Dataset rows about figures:
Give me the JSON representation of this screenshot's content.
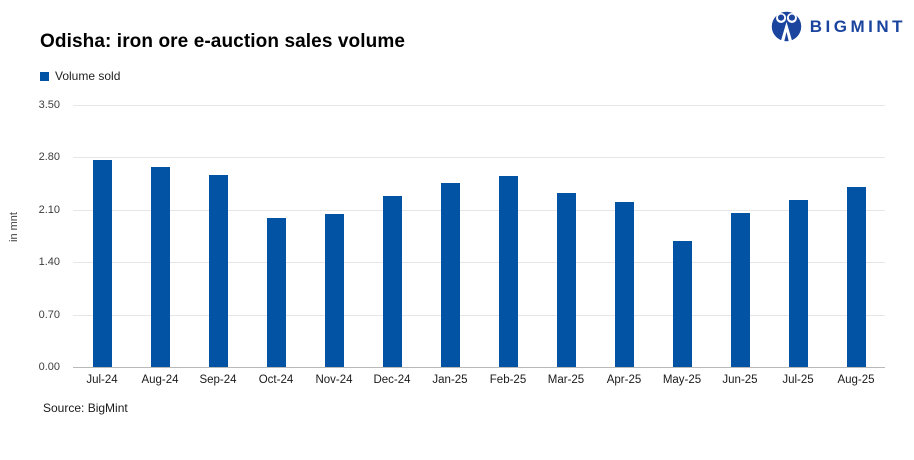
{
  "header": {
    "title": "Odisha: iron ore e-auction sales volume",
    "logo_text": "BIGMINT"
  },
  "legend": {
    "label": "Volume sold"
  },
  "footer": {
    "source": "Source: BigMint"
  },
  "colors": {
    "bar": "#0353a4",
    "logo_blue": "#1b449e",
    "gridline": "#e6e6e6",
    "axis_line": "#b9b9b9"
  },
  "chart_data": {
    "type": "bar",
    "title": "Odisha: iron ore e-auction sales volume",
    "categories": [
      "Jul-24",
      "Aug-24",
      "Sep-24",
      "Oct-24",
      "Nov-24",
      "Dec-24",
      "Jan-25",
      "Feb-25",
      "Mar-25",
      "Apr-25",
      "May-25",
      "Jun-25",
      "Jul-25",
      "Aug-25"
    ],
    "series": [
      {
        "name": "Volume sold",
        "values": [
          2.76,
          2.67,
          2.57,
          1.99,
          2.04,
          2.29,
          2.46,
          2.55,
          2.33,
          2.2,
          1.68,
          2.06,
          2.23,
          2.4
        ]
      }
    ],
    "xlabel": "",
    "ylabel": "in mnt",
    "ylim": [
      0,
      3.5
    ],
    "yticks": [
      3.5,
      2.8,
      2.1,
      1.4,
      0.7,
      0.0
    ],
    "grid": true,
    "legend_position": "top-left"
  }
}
==
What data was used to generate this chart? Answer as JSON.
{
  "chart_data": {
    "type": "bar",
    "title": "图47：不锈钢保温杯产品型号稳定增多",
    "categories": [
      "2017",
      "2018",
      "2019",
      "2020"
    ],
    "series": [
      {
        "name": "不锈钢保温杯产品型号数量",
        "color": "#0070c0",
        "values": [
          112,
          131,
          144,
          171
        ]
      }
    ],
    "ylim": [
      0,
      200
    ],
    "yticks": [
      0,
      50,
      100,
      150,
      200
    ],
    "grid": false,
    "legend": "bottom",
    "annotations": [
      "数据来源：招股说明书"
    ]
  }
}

_Direction_.
Which lines contain "JSON"? Copy each of them out.

_Problem solution_.
Give me the JSON representation of this screenshot's content.
What data was used to generate this chart? Answer as JSON.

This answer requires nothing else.